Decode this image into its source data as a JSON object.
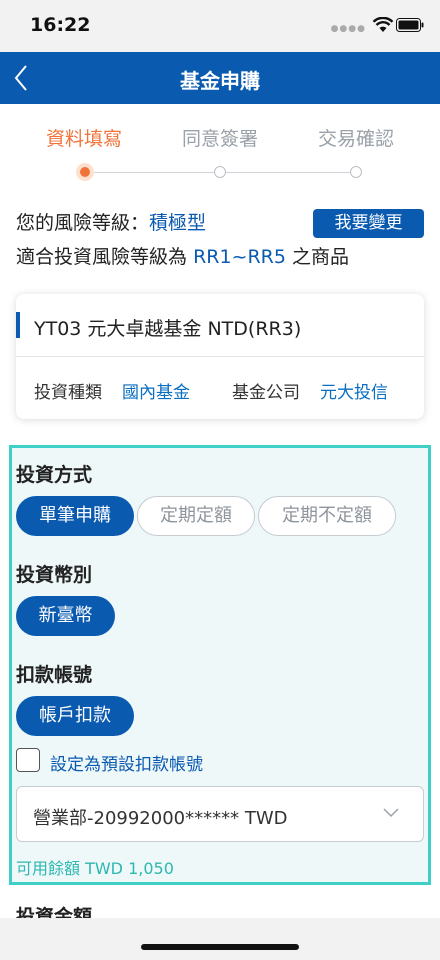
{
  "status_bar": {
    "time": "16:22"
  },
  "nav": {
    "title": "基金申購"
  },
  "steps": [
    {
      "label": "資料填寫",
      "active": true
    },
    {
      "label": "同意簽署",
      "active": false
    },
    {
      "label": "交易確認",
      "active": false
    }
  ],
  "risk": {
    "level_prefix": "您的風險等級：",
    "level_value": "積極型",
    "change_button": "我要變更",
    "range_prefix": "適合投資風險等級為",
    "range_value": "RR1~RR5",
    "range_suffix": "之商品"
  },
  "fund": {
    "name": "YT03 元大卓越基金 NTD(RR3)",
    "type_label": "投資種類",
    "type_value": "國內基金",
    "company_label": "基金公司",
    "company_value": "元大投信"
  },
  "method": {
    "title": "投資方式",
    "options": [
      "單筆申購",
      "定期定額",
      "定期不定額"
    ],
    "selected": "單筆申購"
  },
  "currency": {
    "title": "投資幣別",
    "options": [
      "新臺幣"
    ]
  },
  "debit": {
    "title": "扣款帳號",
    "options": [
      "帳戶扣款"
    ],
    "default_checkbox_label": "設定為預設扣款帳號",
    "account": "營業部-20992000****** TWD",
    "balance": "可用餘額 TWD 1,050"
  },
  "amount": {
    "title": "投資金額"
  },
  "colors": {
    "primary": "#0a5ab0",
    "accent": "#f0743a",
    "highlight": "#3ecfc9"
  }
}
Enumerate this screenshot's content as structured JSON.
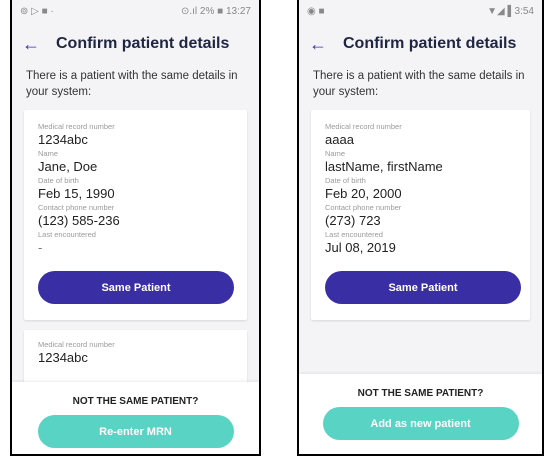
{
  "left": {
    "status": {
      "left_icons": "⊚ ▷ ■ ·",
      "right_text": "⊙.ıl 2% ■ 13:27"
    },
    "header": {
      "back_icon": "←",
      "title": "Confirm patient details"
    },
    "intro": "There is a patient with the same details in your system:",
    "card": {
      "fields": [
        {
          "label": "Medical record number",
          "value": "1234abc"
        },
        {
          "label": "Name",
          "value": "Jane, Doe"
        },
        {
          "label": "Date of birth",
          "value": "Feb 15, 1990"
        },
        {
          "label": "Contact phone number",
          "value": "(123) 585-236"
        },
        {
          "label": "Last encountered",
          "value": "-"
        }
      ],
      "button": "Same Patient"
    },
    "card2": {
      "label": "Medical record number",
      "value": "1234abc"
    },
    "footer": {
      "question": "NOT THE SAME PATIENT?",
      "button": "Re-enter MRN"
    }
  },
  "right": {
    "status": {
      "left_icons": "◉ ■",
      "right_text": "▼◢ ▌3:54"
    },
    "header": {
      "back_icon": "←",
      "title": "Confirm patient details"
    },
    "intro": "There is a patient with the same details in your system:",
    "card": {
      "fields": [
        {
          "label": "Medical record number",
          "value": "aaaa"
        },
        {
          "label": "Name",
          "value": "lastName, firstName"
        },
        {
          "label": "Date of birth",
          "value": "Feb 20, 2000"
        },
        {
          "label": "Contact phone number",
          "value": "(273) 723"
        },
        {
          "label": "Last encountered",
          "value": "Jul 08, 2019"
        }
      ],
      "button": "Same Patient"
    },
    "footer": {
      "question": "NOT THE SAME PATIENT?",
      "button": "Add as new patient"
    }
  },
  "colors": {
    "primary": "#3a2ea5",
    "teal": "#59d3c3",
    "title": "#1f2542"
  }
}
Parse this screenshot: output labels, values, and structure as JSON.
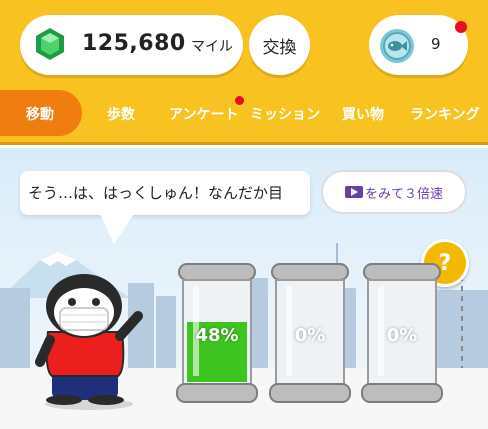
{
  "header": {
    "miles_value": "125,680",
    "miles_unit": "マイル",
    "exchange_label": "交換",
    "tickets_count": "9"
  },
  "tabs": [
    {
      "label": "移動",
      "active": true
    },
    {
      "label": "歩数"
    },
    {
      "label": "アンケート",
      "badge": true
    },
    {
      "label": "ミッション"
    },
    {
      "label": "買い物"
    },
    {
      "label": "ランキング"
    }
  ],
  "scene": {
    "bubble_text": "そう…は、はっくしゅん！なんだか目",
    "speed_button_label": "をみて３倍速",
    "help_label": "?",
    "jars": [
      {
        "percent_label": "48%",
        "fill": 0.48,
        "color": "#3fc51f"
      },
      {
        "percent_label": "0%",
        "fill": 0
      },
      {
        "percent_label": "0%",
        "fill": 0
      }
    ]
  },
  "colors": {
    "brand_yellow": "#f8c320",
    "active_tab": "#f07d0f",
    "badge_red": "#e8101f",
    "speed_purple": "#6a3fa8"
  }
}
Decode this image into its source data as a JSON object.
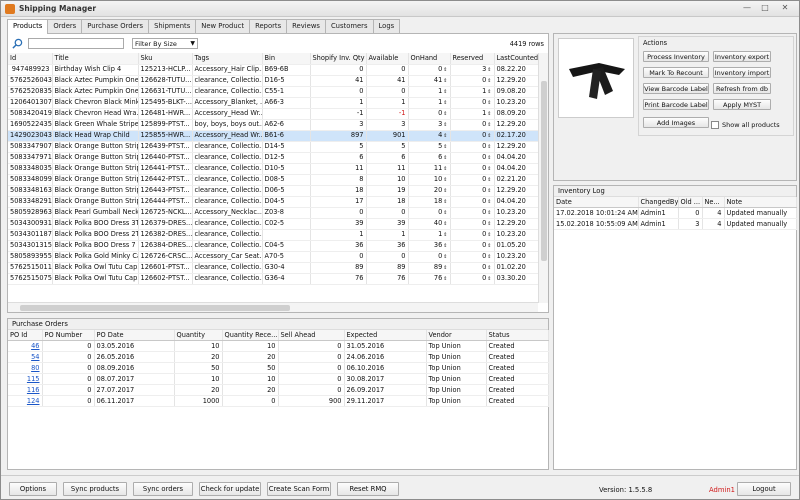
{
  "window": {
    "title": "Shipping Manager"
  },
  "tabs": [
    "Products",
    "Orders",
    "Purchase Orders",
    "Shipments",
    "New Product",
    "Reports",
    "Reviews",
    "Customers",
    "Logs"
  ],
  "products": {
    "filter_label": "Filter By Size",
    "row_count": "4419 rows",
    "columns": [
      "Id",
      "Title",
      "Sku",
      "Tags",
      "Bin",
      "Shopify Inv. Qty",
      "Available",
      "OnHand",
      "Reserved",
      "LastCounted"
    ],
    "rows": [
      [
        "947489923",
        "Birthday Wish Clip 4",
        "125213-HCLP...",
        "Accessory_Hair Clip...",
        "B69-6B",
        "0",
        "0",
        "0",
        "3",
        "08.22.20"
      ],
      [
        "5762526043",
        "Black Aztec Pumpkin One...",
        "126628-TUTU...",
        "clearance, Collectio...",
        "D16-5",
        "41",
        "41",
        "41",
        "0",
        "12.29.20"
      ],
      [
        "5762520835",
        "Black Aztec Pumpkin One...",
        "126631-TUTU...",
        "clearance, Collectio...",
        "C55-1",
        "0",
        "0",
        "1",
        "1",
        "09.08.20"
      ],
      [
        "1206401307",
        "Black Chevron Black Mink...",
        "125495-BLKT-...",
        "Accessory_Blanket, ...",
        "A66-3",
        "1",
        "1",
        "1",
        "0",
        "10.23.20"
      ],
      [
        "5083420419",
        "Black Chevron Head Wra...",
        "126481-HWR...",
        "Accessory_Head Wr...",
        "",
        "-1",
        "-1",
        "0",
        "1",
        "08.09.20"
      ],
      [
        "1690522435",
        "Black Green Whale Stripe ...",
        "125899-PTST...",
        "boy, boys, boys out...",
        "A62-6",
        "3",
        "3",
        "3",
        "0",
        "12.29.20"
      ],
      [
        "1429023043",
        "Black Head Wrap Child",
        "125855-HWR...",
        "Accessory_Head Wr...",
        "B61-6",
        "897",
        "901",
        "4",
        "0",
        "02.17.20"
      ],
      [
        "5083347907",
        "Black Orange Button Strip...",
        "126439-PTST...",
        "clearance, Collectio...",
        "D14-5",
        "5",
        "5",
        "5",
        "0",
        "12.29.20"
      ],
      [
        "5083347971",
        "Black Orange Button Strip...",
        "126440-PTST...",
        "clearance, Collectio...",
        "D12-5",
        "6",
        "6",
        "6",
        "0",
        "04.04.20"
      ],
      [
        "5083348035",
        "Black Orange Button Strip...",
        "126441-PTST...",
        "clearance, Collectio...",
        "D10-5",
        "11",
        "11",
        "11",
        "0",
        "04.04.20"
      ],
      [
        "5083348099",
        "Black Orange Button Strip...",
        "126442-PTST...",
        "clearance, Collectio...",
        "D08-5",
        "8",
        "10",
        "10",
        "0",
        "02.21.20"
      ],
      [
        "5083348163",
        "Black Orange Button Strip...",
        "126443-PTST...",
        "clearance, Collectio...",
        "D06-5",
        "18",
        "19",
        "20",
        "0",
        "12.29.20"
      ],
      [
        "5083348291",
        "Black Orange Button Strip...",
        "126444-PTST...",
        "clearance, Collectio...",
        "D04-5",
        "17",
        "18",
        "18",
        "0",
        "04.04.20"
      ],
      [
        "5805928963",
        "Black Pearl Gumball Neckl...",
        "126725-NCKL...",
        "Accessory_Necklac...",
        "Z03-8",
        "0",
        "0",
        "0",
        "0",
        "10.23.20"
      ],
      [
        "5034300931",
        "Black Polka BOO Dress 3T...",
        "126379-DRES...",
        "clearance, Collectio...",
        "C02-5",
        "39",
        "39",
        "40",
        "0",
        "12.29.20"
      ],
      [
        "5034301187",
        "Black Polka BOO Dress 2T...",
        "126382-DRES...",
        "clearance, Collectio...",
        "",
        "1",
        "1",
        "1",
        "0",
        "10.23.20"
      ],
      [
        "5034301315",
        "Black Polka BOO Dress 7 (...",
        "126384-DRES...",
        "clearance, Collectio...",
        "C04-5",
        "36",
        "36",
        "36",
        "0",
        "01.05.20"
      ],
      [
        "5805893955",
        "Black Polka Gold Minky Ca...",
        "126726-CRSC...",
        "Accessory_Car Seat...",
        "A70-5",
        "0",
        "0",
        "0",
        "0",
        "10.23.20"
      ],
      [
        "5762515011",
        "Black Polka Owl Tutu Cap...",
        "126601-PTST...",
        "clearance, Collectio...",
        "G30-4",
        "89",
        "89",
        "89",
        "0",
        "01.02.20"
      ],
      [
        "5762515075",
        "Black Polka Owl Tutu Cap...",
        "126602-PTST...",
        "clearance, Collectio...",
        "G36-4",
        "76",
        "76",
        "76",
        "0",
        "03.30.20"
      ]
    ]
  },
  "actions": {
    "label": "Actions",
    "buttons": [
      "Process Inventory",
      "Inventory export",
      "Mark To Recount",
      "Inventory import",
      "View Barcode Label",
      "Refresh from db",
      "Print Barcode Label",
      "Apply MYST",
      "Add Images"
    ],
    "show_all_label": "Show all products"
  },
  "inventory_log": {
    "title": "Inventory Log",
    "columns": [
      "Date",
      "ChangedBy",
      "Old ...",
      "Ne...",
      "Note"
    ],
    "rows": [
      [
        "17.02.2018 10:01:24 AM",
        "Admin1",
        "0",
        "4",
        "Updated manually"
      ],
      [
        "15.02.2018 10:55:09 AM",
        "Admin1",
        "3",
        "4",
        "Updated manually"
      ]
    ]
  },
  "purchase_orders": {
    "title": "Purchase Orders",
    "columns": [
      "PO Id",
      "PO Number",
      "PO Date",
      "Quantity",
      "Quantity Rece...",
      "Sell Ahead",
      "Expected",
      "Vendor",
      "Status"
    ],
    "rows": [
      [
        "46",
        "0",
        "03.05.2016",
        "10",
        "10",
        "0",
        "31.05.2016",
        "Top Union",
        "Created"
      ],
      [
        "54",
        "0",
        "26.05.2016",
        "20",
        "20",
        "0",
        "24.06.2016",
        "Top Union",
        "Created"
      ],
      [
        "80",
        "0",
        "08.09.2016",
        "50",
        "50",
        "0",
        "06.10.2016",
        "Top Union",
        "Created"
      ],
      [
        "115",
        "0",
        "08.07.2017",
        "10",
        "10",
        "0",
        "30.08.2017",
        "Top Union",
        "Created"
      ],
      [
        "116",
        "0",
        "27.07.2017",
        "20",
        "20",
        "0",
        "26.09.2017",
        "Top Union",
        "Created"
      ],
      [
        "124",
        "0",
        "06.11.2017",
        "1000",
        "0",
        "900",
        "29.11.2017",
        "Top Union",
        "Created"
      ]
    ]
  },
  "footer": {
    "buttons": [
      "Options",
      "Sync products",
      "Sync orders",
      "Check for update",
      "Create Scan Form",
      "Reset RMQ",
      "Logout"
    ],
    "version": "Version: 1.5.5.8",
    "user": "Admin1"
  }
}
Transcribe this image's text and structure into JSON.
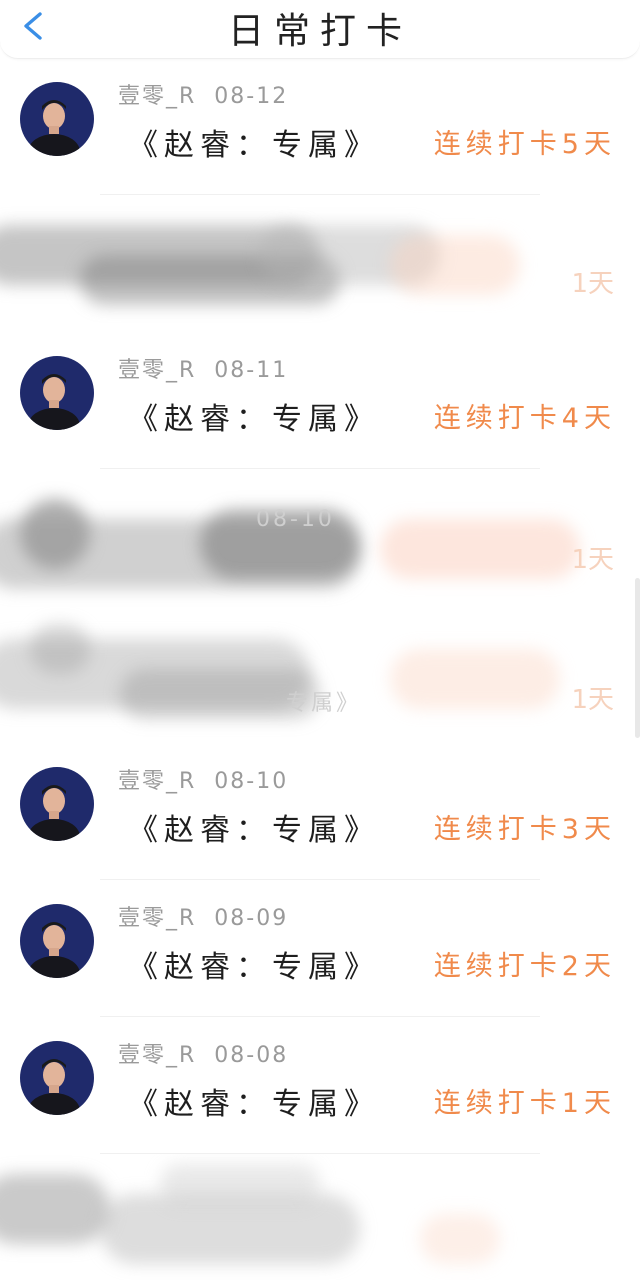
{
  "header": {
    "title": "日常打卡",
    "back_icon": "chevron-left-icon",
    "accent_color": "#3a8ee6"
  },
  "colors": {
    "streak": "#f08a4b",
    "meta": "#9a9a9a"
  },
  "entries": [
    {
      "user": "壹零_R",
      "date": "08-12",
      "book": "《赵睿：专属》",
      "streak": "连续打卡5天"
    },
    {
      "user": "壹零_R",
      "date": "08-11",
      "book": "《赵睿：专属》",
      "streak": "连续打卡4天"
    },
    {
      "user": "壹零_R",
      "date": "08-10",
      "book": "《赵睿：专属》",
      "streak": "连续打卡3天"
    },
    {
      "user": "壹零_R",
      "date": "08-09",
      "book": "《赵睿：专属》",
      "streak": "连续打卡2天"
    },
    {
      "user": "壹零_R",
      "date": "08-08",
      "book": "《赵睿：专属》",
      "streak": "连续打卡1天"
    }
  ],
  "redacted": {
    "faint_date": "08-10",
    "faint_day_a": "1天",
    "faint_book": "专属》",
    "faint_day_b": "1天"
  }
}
┄┄┄┄┄┄┄┄┄┄
What is required
Copy out each line of the material that holds the word "this".

Complete response
Decode this image into its source data as a JSON object.
Enumerate this screenshot's content as structured JSON.
Parse this screenshot: output labels, values, and structure as JSON.
Decode this image into its source data as a JSON object.
Transcribe this image's text and structure into JSON.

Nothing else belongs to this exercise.